● **Goal of the exercise**
Write out the listing below again, precisely as it is given.

Lines of data
►

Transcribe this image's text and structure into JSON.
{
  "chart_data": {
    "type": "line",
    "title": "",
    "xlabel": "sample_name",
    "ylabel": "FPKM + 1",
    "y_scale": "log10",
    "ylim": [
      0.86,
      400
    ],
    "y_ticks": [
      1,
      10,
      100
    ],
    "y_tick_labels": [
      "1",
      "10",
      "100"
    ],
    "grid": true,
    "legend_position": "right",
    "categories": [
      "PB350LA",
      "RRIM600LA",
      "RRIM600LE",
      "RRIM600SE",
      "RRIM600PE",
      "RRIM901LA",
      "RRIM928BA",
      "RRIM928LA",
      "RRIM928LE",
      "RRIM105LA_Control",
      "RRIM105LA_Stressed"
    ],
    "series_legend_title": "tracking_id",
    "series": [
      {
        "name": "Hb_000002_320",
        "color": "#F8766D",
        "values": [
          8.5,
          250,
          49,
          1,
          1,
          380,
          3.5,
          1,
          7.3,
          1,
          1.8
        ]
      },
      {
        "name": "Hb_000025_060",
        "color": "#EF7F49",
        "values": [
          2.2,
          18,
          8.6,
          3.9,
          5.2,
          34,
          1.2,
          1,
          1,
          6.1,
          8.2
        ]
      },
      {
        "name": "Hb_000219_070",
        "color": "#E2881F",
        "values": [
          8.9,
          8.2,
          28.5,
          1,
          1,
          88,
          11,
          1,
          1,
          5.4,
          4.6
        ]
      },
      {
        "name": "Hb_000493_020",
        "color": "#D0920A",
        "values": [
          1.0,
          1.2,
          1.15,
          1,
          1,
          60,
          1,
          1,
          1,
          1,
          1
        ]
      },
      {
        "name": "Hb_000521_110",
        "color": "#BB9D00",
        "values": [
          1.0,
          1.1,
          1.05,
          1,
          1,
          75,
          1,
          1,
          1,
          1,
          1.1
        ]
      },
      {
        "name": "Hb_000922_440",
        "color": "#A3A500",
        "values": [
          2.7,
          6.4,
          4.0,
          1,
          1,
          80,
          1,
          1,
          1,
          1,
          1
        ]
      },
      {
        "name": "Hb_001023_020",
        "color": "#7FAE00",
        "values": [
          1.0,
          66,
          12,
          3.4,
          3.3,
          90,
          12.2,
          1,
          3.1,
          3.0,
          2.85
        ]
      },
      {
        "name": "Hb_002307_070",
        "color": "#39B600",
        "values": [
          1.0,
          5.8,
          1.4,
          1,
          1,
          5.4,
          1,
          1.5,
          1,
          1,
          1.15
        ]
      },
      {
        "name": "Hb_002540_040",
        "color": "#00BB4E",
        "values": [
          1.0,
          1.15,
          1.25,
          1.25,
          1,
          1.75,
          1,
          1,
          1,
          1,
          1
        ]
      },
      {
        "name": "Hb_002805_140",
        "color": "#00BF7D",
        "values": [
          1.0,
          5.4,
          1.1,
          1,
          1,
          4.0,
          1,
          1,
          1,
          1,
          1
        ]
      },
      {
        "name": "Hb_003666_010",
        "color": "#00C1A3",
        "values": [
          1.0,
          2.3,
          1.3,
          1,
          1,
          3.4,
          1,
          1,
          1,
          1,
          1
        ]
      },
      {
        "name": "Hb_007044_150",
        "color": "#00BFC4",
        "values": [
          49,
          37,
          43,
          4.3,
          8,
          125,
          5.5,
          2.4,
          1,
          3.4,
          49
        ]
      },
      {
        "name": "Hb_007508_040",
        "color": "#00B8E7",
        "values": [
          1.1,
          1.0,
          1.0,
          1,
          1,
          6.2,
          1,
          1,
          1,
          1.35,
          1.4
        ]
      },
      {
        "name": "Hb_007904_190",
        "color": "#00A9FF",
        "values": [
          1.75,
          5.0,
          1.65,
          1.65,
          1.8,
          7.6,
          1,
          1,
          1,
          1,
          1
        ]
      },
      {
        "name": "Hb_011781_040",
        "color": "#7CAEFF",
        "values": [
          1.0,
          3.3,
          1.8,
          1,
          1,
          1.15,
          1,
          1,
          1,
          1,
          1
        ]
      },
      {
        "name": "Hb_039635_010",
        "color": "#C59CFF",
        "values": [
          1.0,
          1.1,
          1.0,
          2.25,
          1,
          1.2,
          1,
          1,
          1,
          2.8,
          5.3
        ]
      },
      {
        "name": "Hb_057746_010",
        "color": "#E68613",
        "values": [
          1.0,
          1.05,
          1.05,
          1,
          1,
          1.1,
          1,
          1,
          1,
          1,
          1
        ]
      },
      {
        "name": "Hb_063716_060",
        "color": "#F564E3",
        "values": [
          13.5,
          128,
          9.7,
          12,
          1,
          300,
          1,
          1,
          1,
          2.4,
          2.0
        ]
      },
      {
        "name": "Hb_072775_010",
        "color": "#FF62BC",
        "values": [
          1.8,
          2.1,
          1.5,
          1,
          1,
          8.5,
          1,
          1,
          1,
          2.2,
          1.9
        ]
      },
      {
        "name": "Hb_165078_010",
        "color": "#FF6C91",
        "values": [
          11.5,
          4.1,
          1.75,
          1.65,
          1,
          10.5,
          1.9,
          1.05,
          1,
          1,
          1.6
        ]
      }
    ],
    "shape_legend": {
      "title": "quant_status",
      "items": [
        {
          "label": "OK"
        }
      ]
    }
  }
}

◄

● **Worked solution**
Transcribe this image's text and structure into JSON.
{
  "chart_data": {
    "type": "line",
    "title": "",
    "xlabel": "sample_name",
    "ylabel": "FPKM + 1",
    "y_scale": "log10",
    "ylim": [
      0.86,
      400
    ],
    "y_ticks": [
      1,
      10,
      100
    ],
    "y_tick_labels": [
      "1",
      "10",
      "100"
    ],
    "grid": true,
    "legend_position": "right",
    "categories": [
      "PB350LA",
      "RRIM600LA",
      "RRIM600LE",
      "RRIM600SE",
      "RRIM600PE",
      "RRIM901LA",
      "RRIM928BA",
      "RRIM928LA",
      "RRIM928LE",
      "RRIM105LA_Control",
      "RRIM105LA_Stressed"
    ],
    "series_legend_title": "tracking_id",
    "series": [
      {
        "name": "Hb_000002_320",
        "color": "#F8766D",
        "values": [
          8.5,
          250,
          49,
          1,
          1,
          380,
          3.5,
          1,
          7.3,
          1,
          1.8
        ]
      },
      {
        "name": "Hb_000025_060",
        "color": "#EF7F49",
        "values": [
          2.2,
          18,
          8.6,
          3.9,
          5.2,
          34,
          1.2,
          1,
          1,
          6.1,
          8.2
        ]
      },
      {
        "name": "Hb_000219_070",
        "color": "#E2881F",
        "values": [
          8.9,
          8.2,
          28.5,
          1,
          1,
          88,
          11,
          1,
          1,
          5.4,
          4.6
        ]
      },
      {
        "name": "Hb_000493_020",
        "color": "#D0920A",
        "values": [
          1.0,
          1.2,
          1.15,
          1,
          1,
          60,
          1,
          1,
          1,
          1,
          1
        ]
      },
      {
        "name": "Hb_000521_110",
        "color": "#BB9D00",
        "values": [
          1.0,
          1.1,
          1.05,
          1,
          1,
          75,
          1,
          1,
          1,
          1,
          1.1
        ]
      },
      {
        "name": "Hb_000922_440",
        "color": "#A3A500",
        "values": [
          2.7,
          6.4,
          4.0,
          1,
          1,
          80,
          1,
          1,
          1,
          1,
          1
        ]
      },
      {
        "name": "Hb_001023_020",
        "color": "#7FAE00",
        "values": [
          1.0,
          66,
          12,
          3.4,
          3.3,
          90,
          12.2,
          1,
          3.1,
          3.0,
          2.85
        ]
      },
      {
        "name": "Hb_002307_070",
        "color": "#39B600",
        "values": [
          1.0,
          5.8,
          1.4,
          1,
          1,
          5.4,
          1,
          1.5,
          1,
          1,
          1.15
        ]
      },
      {
        "name": "Hb_002540_040",
        "color": "#00BB4E",
        "values": [
          1.0,
          1.15,
          1.25,
          1.25,
          1,
          1.75,
          1,
          1,
          1,
          1,
          1
        ]
      },
      {
        "name": "Hb_002805_140",
        "color": "#00BF7D",
        "values": [
          1.0,
          5.4,
          1.1,
          1,
          1,
          4.0,
          1,
          1,
          1,
          1,
          1
        ]
      },
      {
        "name": "Hb_003666_010",
        "color": "#00C1A3",
        "values": [
          1.0,
          2.3,
          1.3,
          1,
          1,
          3.4,
          1,
          1,
          1,
          1,
          1
        ]
      },
      {
        "name": "Hb_007044_150",
        "color": "#00BFC4",
        "values": [
          49,
          37,
          43,
          4.3,
          8,
          125,
          5.5,
          2.4,
          1,
          3.4,
          49
        ]
      },
      {
        "name": "Hb_007508_040",
        "color": "#00B8E7",
        "values": [
          1.1,
          1.0,
          1.0,
          1,
          1,
          6.2,
          1,
          1,
          1,
          1.35,
          1.4
        ]
      },
      {
        "name": "Hb_007904_190",
        "color": "#00A9FF",
        "values": [
          1.75,
          5.0,
          1.65,
          1.65,
          1.8,
          7.6,
          1,
          1,
          1,
          1,
          1
        ]
      },
      {
        "name": "Hb_011781_040",
        "color": "#7CAEFF",
        "values": [
          1.0,
          3.3,
          1.8,
          1,
          1,
          1.15,
          1,
          1,
          1,
          1,
          1
        ]
      },
      {
        "name": "Hb_039635_010",
        "color": "#C59CFF",
        "values": [
          1.0,
          1.1,
          1.0,
          2.25,
          1,
          1.2,
          1,
          1,
          1,
          2.8,
          5.3
        ]
      },
      {
        "name": "Hb_057746_010",
        "color": "#E68613",
        "values": [
          1.0,
          1.05,
          1.05,
          1,
          1,
          1.1,
          1,
          1,
          1,
          1,
          1
        ]
      },
      {
        "name": "Hb_063716_060",
        "color": "#F564E3",
        "values": [
          13.5,
          128,
          9.7,
          12,
          1,
          300,
          1,
          1,
          1,
          2.4,
          2.0
        ]
      },
      {
        "name": "Hb_072775_010",
        "color": "#FF62BC",
        "values": [
          1.8,
          2.1,
          1.5,
          1,
          1,
          8.5,
          1,
          1,
          1,
          2.2,
          1.9
        ]
      },
      {
        "name": "Hb_165078_010",
        "color": "#FF6C91",
        "values": [
          11.5,
          4.1,
          1.75,
          1.65,
          1,
          10.5,
          1.9,
          1.05,
          1,
          1,
          1.6
        ]
      }
    ],
    "shape_legend": {
      "title": "quant_status",
      "items": [
        {
          "label": "OK"
        }
      ]
    }
  }
}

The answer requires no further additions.